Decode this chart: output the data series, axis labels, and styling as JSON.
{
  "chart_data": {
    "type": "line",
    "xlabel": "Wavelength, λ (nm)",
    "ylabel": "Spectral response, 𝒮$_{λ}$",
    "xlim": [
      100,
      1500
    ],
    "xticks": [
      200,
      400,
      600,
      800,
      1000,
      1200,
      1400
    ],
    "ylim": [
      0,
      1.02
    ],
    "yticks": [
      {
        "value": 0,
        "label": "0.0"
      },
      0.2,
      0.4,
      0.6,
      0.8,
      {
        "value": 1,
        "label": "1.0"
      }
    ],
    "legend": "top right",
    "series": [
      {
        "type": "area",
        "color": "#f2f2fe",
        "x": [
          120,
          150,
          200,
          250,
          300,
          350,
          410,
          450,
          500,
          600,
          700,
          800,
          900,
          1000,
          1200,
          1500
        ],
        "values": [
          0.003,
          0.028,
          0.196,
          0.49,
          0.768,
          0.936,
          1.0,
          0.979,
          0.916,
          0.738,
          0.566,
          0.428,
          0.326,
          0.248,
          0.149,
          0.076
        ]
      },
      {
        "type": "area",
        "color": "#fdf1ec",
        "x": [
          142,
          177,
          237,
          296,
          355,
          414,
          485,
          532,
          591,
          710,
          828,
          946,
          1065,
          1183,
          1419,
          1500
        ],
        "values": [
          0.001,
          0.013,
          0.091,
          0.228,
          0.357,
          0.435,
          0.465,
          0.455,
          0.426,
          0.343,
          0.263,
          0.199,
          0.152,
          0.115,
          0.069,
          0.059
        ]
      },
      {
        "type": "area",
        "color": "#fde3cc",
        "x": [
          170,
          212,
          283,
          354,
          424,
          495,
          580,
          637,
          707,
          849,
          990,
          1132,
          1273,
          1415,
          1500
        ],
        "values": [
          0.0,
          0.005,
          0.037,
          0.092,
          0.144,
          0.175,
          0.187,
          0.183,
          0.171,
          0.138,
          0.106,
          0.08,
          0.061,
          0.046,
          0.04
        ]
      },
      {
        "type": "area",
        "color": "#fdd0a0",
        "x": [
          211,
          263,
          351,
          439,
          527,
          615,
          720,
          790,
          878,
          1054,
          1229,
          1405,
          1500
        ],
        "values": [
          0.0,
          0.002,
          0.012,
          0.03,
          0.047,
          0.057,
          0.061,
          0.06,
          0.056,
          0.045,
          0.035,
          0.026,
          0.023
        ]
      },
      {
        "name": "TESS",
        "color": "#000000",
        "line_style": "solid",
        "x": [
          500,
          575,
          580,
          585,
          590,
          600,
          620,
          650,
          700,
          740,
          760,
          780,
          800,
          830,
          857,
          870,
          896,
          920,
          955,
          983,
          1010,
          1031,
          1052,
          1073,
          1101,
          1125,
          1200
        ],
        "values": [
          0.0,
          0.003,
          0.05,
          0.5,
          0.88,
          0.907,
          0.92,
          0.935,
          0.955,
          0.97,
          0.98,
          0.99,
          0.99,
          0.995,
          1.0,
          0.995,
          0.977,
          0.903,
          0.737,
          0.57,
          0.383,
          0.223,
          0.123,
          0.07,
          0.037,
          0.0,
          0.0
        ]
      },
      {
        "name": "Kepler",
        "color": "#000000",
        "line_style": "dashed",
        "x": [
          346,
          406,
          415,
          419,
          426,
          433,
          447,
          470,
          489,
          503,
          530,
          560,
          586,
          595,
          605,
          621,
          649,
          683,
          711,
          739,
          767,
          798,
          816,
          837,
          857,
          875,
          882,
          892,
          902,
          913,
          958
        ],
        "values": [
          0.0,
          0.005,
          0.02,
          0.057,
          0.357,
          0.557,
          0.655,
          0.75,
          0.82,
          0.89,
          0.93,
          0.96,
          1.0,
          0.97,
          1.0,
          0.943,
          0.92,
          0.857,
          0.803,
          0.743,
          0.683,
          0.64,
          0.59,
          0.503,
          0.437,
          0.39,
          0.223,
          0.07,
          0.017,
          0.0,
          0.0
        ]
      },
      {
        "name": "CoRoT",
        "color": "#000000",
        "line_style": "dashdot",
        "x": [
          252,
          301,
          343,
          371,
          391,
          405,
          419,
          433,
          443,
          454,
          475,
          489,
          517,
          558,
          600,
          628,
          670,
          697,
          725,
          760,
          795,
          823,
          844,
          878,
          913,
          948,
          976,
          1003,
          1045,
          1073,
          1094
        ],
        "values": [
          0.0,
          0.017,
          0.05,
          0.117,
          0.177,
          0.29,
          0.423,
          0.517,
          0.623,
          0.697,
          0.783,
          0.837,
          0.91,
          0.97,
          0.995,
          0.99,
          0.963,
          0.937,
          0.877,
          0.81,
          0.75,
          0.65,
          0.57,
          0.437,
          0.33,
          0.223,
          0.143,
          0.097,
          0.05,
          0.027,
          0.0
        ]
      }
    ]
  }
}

________

§ **Work to complete**
All of the entries above should be written out again exactly.

§ **The completed task**
Decode this chart: output the data series, axis labels, and styling as JSON.
{
  "chart_data": {
    "type": "line",
    "xlabel": "Wavelength, λ (nm)",
    "ylabel": "Spectral response, 𝒮$_{λ}$",
    "xlim": [
      100,
      1500
    ],
    "xticks": [
      200,
      400,
      600,
      800,
      1000,
      1200,
      1400
    ],
    "ylim": [
      0,
      1.02
    ],
    "yticks": [
      {
        "value": 0,
        "label": "0.0"
      },
      0.2,
      0.4,
      0.6,
      0.8,
      {
        "value": 1,
        "label": "1.0"
      }
    ],
    "legend": "top right",
    "series": [
      {
        "type": "area",
        "color": "#f2f2fe",
        "x": [
          120,
          150,
          200,
          250,
          300,
          350,
          410,
          450,
          500,
          600,
          700,
          800,
          900,
          1000,
          1200,
          1500
        ],
        "values": [
          0.003,
          0.028,
          0.196,
          0.49,
          0.768,
          0.936,
          1.0,
          0.979,
          0.916,
          0.738,
          0.566,
          0.428,
          0.326,
          0.248,
          0.149,
          0.076
        ]
      },
      {
        "type": "area",
        "color": "#fdf1ec",
        "x": [
          142,
          177,
          237,
          296,
          355,
          414,
          485,
          532,
          591,
          710,
          828,
          946,
          1065,
          1183,
          1419,
          1500
        ],
        "values": [
          0.001,
          0.013,
          0.091,
          0.228,
          0.357,
          0.435,
          0.465,
          0.455,
          0.426,
          0.343,
          0.263,
          0.199,
          0.152,
          0.115,
          0.069,
          0.059
        ]
      },
      {
        "type": "area",
        "color": "#fde3cc",
        "x": [
          170,
          212,
          283,
          354,
          424,
          495,
          580,
          637,
          707,
          849,
          990,
          1132,
          1273,
          1415,
          1500
        ],
        "values": [
          0.0,
          0.005,
          0.037,
          0.092,
          0.144,
          0.175,
          0.187,
          0.183,
          0.171,
          0.138,
          0.106,
          0.08,
          0.061,
          0.046,
          0.04
        ]
      },
      {
        "type": "area",
        "color": "#fdd0a0",
        "x": [
          211,
          263,
          351,
          439,
          527,
          615,
          720,
          790,
          878,
          1054,
          1229,
          1405,
          1500
        ],
        "values": [
          0.0,
          0.002,
          0.012,
          0.03,
          0.047,
          0.057,
          0.061,
          0.06,
          0.056,
          0.045,
          0.035,
          0.026,
          0.023
        ]
      },
      {
        "name": "TESS",
        "color": "#000000",
        "line_style": "solid",
        "x": [
          500,
          575,
          580,
          585,
          590,
          600,
          620,
          650,
          700,
          740,
          760,
          780,
          800,
          830,
          857,
          870,
          896,
          920,
          955,
          983,
          1010,
          1031,
          1052,
          1073,
          1101,
          1125,
          1200
        ],
        "values": [
          0.0,
          0.003,
          0.05,
          0.5,
          0.88,
          0.907,
          0.92,
          0.935,
          0.955,
          0.97,
          0.98,
          0.99,
          0.99,
          0.995,
          1.0,
          0.995,
          0.977,
          0.903,
          0.737,
          0.57,
          0.383,
          0.223,
          0.123,
          0.07,
          0.037,
          0.0,
          0.0
        ]
      },
      {
        "name": "Kepler",
        "color": "#000000",
        "line_style": "dashed",
        "x": [
          346,
          406,
          415,
          419,
          426,
          433,
          447,
          470,
          489,
          503,
          530,
          560,
          586,
          595,
          605,
          621,
          649,
          683,
          711,
          739,
          767,
          798,
          816,
          837,
          857,
          875,
          882,
          892,
          902,
          913,
          958
        ],
        "values": [
          0.0,
          0.005,
          0.02,
          0.057,
          0.357,
          0.557,
          0.655,
          0.75,
          0.82,
          0.89,
          0.93,
          0.96,
          1.0,
          0.97,
          1.0,
          0.943,
          0.92,
          0.857,
          0.803,
          0.743,
          0.683,
          0.64,
          0.59,
          0.503,
          0.437,
          0.39,
          0.223,
          0.07,
          0.017,
          0.0,
          0.0
        ]
      },
      {
        "name": "CoRoT",
        "color": "#000000",
        "line_style": "dashdot",
        "x": [
          252,
          301,
          343,
          371,
          391,
          405,
          419,
          433,
          443,
          454,
          475,
          489,
          517,
          558,
          600,
          628,
          670,
          697,
          725,
          760,
          795,
          823,
          844,
          878,
          913,
          948,
          976,
          1003,
          1045,
          1073,
          1094
        ],
        "values": [
          0.0,
          0.017,
          0.05,
          0.117,
          0.177,
          0.29,
          0.423,
          0.517,
          0.623,
          0.697,
          0.783,
          0.837,
          0.91,
          0.97,
          0.995,
          0.99,
          0.963,
          0.937,
          0.877,
          0.81,
          0.75,
          0.65,
          0.57,
          0.437,
          0.33,
          0.223,
          0.143,
          0.097,
          0.05,
          0.027,
          0.0
        ]
      }
    ]
  }
}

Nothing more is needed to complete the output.